**WRITTEN INSTRUCTION:** Your task is to write out the complete listing exactly as it is shown.

+++

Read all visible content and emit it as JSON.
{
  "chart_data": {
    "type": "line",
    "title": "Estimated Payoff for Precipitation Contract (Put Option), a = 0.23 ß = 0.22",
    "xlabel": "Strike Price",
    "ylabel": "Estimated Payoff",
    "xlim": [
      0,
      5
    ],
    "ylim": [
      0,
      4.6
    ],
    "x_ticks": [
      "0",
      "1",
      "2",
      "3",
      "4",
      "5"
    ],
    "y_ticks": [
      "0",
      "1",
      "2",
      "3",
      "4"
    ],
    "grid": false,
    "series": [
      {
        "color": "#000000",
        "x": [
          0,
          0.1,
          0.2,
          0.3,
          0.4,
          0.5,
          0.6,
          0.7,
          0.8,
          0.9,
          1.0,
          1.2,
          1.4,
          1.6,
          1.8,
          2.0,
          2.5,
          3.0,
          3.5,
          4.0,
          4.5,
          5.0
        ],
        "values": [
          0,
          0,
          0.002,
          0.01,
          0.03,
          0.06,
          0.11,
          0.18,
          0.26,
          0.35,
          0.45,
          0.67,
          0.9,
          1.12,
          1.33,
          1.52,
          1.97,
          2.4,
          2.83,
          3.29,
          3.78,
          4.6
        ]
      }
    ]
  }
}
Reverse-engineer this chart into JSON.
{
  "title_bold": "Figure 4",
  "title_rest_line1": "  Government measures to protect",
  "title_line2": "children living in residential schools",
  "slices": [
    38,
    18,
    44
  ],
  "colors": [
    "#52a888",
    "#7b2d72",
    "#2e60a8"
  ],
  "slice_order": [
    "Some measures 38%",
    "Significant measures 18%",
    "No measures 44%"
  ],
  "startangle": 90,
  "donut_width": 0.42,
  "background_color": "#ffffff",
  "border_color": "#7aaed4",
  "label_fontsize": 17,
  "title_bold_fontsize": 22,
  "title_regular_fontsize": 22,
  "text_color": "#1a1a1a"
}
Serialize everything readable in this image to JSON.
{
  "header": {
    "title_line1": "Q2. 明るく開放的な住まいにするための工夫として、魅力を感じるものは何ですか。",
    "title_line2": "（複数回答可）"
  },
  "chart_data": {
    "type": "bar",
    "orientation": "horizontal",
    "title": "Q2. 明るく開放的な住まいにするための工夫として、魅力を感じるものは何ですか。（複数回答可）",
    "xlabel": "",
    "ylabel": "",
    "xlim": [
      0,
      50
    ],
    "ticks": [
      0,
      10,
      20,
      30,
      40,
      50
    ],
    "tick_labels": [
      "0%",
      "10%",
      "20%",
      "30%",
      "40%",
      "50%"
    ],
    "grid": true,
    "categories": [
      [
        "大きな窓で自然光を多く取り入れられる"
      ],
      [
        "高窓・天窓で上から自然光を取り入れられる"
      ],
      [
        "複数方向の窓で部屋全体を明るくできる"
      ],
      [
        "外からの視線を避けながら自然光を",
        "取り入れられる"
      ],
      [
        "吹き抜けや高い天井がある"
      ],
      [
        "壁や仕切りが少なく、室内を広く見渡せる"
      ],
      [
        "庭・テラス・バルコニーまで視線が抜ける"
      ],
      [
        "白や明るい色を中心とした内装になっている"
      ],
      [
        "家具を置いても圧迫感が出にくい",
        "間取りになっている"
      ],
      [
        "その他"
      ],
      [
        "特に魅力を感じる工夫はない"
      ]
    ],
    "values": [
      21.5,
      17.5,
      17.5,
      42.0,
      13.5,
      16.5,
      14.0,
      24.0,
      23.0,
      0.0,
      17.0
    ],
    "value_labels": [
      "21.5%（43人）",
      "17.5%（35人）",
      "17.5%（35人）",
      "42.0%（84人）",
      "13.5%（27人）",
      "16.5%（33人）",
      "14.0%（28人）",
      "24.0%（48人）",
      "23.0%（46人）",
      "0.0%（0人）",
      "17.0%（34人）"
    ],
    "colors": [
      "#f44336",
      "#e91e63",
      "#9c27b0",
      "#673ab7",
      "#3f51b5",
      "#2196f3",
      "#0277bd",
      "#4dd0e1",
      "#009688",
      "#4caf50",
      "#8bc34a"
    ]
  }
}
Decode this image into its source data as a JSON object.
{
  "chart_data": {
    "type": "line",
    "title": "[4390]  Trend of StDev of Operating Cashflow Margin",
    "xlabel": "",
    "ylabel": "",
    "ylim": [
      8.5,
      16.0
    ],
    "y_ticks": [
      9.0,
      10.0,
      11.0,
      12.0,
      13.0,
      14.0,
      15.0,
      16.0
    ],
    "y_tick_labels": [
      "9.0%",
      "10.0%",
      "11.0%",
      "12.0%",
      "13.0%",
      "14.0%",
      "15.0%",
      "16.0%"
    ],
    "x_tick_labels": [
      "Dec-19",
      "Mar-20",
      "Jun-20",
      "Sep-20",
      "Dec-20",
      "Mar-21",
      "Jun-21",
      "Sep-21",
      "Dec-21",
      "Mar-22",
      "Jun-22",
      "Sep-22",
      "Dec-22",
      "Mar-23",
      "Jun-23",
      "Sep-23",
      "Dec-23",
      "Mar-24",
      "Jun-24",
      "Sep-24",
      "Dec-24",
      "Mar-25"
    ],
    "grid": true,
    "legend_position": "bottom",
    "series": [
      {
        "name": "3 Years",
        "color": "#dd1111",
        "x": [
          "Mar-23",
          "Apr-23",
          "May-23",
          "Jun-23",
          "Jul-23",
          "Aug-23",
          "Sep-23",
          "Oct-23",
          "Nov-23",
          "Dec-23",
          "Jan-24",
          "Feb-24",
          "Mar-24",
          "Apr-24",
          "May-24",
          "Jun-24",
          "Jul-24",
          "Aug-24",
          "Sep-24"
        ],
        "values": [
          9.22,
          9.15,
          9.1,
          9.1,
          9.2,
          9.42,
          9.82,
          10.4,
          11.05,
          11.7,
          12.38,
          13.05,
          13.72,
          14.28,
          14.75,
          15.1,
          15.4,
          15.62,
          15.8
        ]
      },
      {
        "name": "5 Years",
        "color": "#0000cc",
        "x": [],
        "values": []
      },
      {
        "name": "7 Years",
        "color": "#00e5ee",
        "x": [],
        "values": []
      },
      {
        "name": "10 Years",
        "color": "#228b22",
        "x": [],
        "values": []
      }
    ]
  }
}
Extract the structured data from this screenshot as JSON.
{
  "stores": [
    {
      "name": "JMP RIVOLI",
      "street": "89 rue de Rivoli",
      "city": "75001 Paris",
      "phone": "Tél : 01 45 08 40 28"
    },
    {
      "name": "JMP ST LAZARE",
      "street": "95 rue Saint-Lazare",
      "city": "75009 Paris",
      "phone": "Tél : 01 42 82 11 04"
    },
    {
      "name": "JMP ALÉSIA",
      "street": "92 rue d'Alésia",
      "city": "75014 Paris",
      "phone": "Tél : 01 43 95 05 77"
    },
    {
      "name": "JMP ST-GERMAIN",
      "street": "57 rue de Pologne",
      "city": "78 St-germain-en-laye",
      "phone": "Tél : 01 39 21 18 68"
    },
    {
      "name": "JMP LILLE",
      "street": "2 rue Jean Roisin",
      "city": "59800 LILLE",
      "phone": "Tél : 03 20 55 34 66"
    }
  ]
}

+++

**WRITTEN ANSWER:**
Read all visible content and emit it as JSON.
{
  "chart_data": {
    "type": "line",
    "title": "Estimated Payoff for Precipitation Contract (Put Option), a = 0.23 ß = 0.22",
    "xlabel": "Strike Price",
    "ylabel": "Estimated Payoff",
    "xlim": [
      0,
      5
    ],
    "ylim": [
      0,
      4.6
    ],
    "x_ticks": [
      "0",
      "1",
      "2",
      "3",
      "4",
      "5"
    ],
    "y_ticks": [
      "0",
      "1",
      "2",
      "3",
      "4"
    ],
    "grid": false,
    "series": [
      {
        "color": "#000000",
        "x": [
          0,
          0.1,
          0.2,
          0.3,
          0.4,
          0.5,
          0.6,
          0.7,
          0.8,
          0.9,
          1.0,
          1.2,
          1.4,
          1.6,
          1.8,
          2.0,
          2.5,
          3.0,
          3.5,
          4.0,
          4.5,
          5.0
        ],
        "values": [
          0,
          0,
          0.002,
          0.01,
          0.03,
          0.06,
          0.11,
          0.18,
          0.26,
          0.35,
          0.45,
          0.67,
          0.9,
          1.12,
          1.33,
          1.52,
          1.97,
          2.4,
          2.83,
          3.29,
          3.78,
          4.6
        ]
      }
    ]
  }
}
Reverse-engineer this chart into JSON.
{
  "title_bold": "Figure 4",
  "title_rest_line1": "  Government measures to protect",
  "title_line2": "children living in residential schools",
  "slices": [
    38,
    18,
    44
  ],
  "colors": [
    "#52a888",
    "#7b2d72",
    "#2e60a8"
  ],
  "slice_order": [
    "Some measures 38%",
    "Significant measures 18%",
    "No measures 44%"
  ],
  "startangle": 90,
  "donut_width": 0.42,
  "background_color": "#ffffff",
  "border_color": "#7aaed4",
  "label_fontsize": 17,
  "title_bold_fontsize": 22,
  "title_regular_fontsize": 22,
  "text_color": "#1a1a1a"
}
Serialize everything readable in this image to JSON.
{
  "header": {
    "title_line1": "Q2. 明るく開放的な住まいにするための工夫として、魅力を感じるものは何ですか。",
    "title_line2": "（複数回答可）"
  },
  "chart_data": {
    "type": "bar",
    "orientation": "horizontal",
    "title": "Q2. 明るく開放的な住まいにするための工夫として、魅力を感じるものは何ですか。（複数回答可）",
    "xlabel": "",
    "ylabel": "",
    "xlim": [
      0,
      50
    ],
    "ticks": [
      0,
      10,
      20,
      30,
      40,
      50
    ],
    "tick_labels": [
      "0%",
      "10%",
      "20%",
      "30%",
      "40%",
      "50%"
    ],
    "grid": true,
    "categories": [
      [
        "大きな窓で自然光を多く取り入れられる"
      ],
      [
        "高窓・天窓で上から自然光を取り入れられる"
      ],
      [
        "複数方向の窓で部屋全体を明るくできる"
      ],
      [
        "外からの視線を避けながら自然光を",
        "取り入れられる"
      ],
      [
        "吹き抜けや高い天井がある"
      ],
      [
        "壁や仕切りが少なく、室内を広く見渡せる"
      ],
      [
        "庭・テラス・バルコニーまで視線が抜ける"
      ],
      [
        "白や明るい色を中心とした内装になっている"
      ],
      [
        "家具を置いても圧迫感が出にくい",
        "間取りになっている"
      ],
      [
        "その他"
      ],
      [
        "特に魅力を感じる工夫はない"
      ]
    ],
    "values": [
      21.5,
      17.5,
      17.5,
      42.0,
      13.5,
      16.5,
      14.0,
      24.0,
      23.0,
      0.0,
      17.0
    ],
    "value_labels": [
      "21.5%（43人）",
      "17.5%（35人）",
      "17.5%（35人）",
      "42.0%（84人）",
      "13.5%（27人）",
      "16.5%（33人）",
      "14.0%（28人）",
      "24.0%（48人）",
      "23.0%（46人）",
      "0.0%（0人）",
      "17.0%（34人）"
    ],
    "colors": [
      "#f44336",
      "#e91e63",
      "#9c27b0",
      "#673ab7",
      "#3f51b5",
      "#2196f3",
      "#0277bd",
      "#4dd0e1",
      "#009688",
      "#4caf50",
      "#8bc34a"
    ]
  }
}
Decode this image into its source data as a JSON object.
{
  "chart_data": {
    "type": "line",
    "title": "[4390]  Trend of StDev of Operating Cashflow Margin",
    "xlabel": "",
    "ylabel": "",
    "ylim": [
      8.5,
      16.0
    ],
    "y_ticks": [
      9.0,
      10.0,
      11.0,
      12.0,
      13.0,
      14.0,
      15.0,
      16.0
    ],
    "y_tick_labels": [
      "9.0%",
      "10.0%",
      "11.0%",
      "12.0%",
      "13.0%",
      "14.0%",
      "15.0%",
      "16.0%"
    ],
    "x_tick_labels": [
      "Dec-19",
      "Mar-20",
      "Jun-20",
      "Sep-20",
      "Dec-20",
      "Mar-21",
      "Jun-21",
      "Sep-21",
      "Dec-21",
      "Mar-22",
      "Jun-22",
      "Sep-22",
      "Dec-22",
      "Mar-23",
      "Jun-23",
      "Sep-23",
      "Dec-23",
      "Mar-24",
      "Jun-24",
      "Sep-24",
      "Dec-24",
      "Mar-25"
    ],
    "grid": true,
    "legend_position": "bottom",
    "series": [
      {
        "name": "3 Years",
        "color": "#dd1111",
        "x": [
          "Mar-23",
          "Apr-23",
          "May-23",
          "Jun-23",
          "Jul-23",
          "Aug-23",
          "Sep-23",
          "Oct-23",
          "Nov-23",
          "Dec-23",
          "Jan-24",
          "Feb-24",
          "Mar-24",
          "Apr-24",
          "May-24",
          "Jun-24",
          "Jul-24",
          "Aug-24",
          "Sep-24"
        ],
        "values": [
          9.22,
          9.15,
          9.1,
          9.1,
          9.2,
          9.42,
          9.82,
          10.4,
          11.05,
          11.7,
          12.38,
          13.05,
          13.72,
          14.28,
          14.75,
          15.1,
          15.4,
          15.62,
          15.8
        ]
      },
      {
        "name": "5 Years",
        "color": "#0000cc",
        "x": [],
        "values": []
      },
      {
        "name": "7 Years",
        "color": "#00e5ee",
        "x": [],
        "values": []
      },
      {
        "name": "10 Years",
        "color": "#228b22",
        "x": [],
        "values": []
      }
    ]
  }
}
Extract the structured data from this screenshot as JSON.
{
  "stores": [
    {
      "name": "JMP RIVOLI",
      "street": "89 rue de Rivoli",
      "city": "75001 Paris",
      "phone": "Tél : 01 45 08 40 28"
    },
    {
      "name": "JMP ST LAZARE",
      "street": "95 rue Saint-Lazare",
      "city": "75009 Paris",
      "phone": "Tél : 01 42 82 11 04"
    },
    {
      "name": "JMP ALÉSIA",
      "street": "92 rue d'Alésia",
      "city": "75014 Paris",
      "phone": "Tél : 01 43 95 05 77"
    },
    {
      "name": "JMP ST-GERMAIN",
      "street": "57 rue de Pologne",
      "city": "78 St-germain-en-laye",
      "phone": "Tél : 01 39 21 18 68"
    },
    {
      "name": "JMP LILLE",
      "street": "2 rue Jean Roisin",
      "city": "59800 LILLE",
      "phone": "Tél : 03 20 55 34 66"
    }
  ]
}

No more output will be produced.